### Passage

Hiroshi Yamauchi via llvm-dev

2019-Mar-04 19:49 UTC

head link

[llvm-dev] RFC: Getting ProfileSummaryInfo and BlockFrequencyInfo from various types of passes under the new pass manager

On Mon, Mar 4, 2019 at 10:55 AM Hiroshi Yamauchi <yamauchi at google.com>
wrote:
>
>
> On Sat, Mar 2, 2019 at 12:58 AM Fedor Sergeev <fedor.sergeev at
azul.com>
> wrote:
>
>>
>>
>> On 3/2/19 2:38 AM, Hiroshi Yamauchi wrote:
>>
>> Here's a sketch of the proposed approach for just one pass (but
imagine
>> more)
>>
>> https://reviews.llvm.org/D58845
>>
>> On Fri, Mar 1, 2019 at 12:54 PM Fedor Sergeev via llvm-dev <
>> llvm-dev at lists.llvm.org> wrote:
>>
>>> On 2/28/19 12:47 AM, Hiroshi Yamauchi via llvm-dev wrote:
>>>
>>> Hi all,
>>>
>>> To implement more profile-guided optimizations, we’d like to use
>>> ProfileSummaryInfo (PSI) and BlockFrequencyInfo (BFI) from more
passes of
>>> various types, under the new pass manager.
>>>
>>> The following is what we came up with. Would appreciate feedback.
Thanks.
>>>
>>> Issue
>>>
>>> It’s not obvious (to me) how to best do this, given that we cannot
>>> request an outer-scope analysis result from an inner-scope pass
through
>>> analysis managers [1] and that we might unnecessarily running some
analyses
>>> unless we conditionally build pass pipelines for PGO cases.
>>>
>>> Indeed, this is an intentional restriction in new pass manager,
which is
>>> more or less a reflection of a fundamental property of outer-inner
IRUnit
>>> relationship
>>> and transformations/analyses run on those units. The main intent
for
>>> having those inner IRUnits (e.g. Loops) is to run local
transformations and
>>> save compile time
>>> on being local to a particular small piece of IR. Loop Pass manager
>>> allows you to run a whole pipeline of different transformations
still
>>> locally, amplifying the save.
>>> As soon as you run function-level analysis from within the loop
pipeline
>>> you essentially break this pipelining.
>>> Say, as you run your loop transformation it modifies the loop (and
the
>>> function) and potentially invalidates the analysis,
>>> so you have to rerun your analysis again and again. Hence instead
of
>>> saving on compile time it ends up increasing it.
>>>
>>
>> Exactly.
>>
>>
>>> I have hit this issue somewhat recently with dependency of loop
passes
>>> on BranchProbabilityInfo.
>>> (some loop passes, like IRCE can use it for profitability
analysis).
>>>
>> The only solution that appears to be reasonable there is to teach all
the
>>> loops passes that need to be pipelined
>>> to preserve BPI (or any other module/function-level analyses)
similar to
>>> how they preserve DominatorTree and
>>> other "LoopStandard" analyses.
>>>
>>
>> Is this implemented - do the loop passes preserve BPI?
>>
>> Nope, not implemented right now.
>> One of the problems is that even loop canonicalization passes run at
the
>> start of loop pass manager dont preserve it
>> (and at least LoopSimplifyCFG does change control flow).

### Recorded information
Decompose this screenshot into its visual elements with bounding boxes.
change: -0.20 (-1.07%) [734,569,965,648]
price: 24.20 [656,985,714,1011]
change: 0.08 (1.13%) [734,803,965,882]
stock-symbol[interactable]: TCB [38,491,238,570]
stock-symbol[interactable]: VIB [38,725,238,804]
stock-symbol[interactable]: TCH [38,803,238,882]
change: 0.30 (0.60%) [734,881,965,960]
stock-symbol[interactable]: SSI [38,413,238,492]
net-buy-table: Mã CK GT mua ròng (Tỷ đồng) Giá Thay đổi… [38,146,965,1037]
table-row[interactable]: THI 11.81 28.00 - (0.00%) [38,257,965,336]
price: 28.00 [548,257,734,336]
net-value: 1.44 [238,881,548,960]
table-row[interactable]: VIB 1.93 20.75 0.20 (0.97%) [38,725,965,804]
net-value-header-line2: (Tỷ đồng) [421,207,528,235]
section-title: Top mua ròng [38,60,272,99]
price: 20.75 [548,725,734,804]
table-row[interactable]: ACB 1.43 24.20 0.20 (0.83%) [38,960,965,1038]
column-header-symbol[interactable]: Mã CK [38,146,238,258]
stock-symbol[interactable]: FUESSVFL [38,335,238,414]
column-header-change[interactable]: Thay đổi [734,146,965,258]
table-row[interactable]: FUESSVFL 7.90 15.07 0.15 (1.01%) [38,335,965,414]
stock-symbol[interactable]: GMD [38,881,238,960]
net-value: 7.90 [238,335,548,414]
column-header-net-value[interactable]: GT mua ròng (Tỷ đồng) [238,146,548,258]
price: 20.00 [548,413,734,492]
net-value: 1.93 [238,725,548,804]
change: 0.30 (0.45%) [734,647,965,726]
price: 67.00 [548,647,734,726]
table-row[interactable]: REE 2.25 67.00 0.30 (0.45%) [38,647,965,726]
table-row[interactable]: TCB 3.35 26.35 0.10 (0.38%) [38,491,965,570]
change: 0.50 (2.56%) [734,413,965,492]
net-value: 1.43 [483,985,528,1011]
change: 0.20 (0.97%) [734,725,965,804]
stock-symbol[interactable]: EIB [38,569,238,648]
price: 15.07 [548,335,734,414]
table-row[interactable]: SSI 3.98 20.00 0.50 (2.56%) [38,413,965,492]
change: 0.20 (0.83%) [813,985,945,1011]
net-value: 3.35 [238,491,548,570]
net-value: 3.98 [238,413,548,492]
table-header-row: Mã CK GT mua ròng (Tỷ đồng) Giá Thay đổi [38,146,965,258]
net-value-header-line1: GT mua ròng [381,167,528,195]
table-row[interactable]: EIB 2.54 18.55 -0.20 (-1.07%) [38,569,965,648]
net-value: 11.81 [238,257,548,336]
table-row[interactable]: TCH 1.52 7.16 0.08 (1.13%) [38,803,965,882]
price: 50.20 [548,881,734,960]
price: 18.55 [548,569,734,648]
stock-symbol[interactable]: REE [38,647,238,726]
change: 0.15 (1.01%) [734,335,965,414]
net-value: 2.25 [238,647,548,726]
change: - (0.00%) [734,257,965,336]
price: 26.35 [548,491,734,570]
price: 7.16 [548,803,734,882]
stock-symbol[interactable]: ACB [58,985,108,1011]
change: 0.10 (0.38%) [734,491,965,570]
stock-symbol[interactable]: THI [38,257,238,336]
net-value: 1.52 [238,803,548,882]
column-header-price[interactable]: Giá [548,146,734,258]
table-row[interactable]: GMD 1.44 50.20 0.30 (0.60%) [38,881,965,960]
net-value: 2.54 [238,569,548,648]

### Written instruction
Carry forward the mailing-list thread on using ProfileSummaryInfo and BlockFrequencyInfo from passes under the new pass manager, starting right after its last sentence.

### Output
>>
>>
>> In buildFunctionSimplificationPipeline (where LoopFullUnrollPass is
added
>> as in the sketch), LateLoopOptimizationsEPCallbacks
>> and LoopOptimizerEndEPCallbacks seem to allow some arbitrary loop
passes to
>> be inserted into the pipelines (via flags)?
>>
>> I wonder how hard it'd be to teach all the relevant loop passes to
>> preserve BFI (or BPI)..
>>
>> Well, each time you restructure control flow around the loops you will
>> have to update those extra analyses,
>> pretty much the same way as DT is being updated through DomTreeUpdater.
>> The trick is to design a proper update interface (and then implement it
>> ;) ).
>> And I have not spent enough time on this issue to get a good idea of
what
>> that interface would be.
>>
>
> Hm, sounds non-trivial :) noting BFI depends on BPI.
>
To step back, it looks like:

want to use profiles from more passes -> need to get BFI (from loop passes)
-> need all the loop passes to preserve BFI.

I wonder if there's no way around this.

>
>> regards,
>>   Fedor.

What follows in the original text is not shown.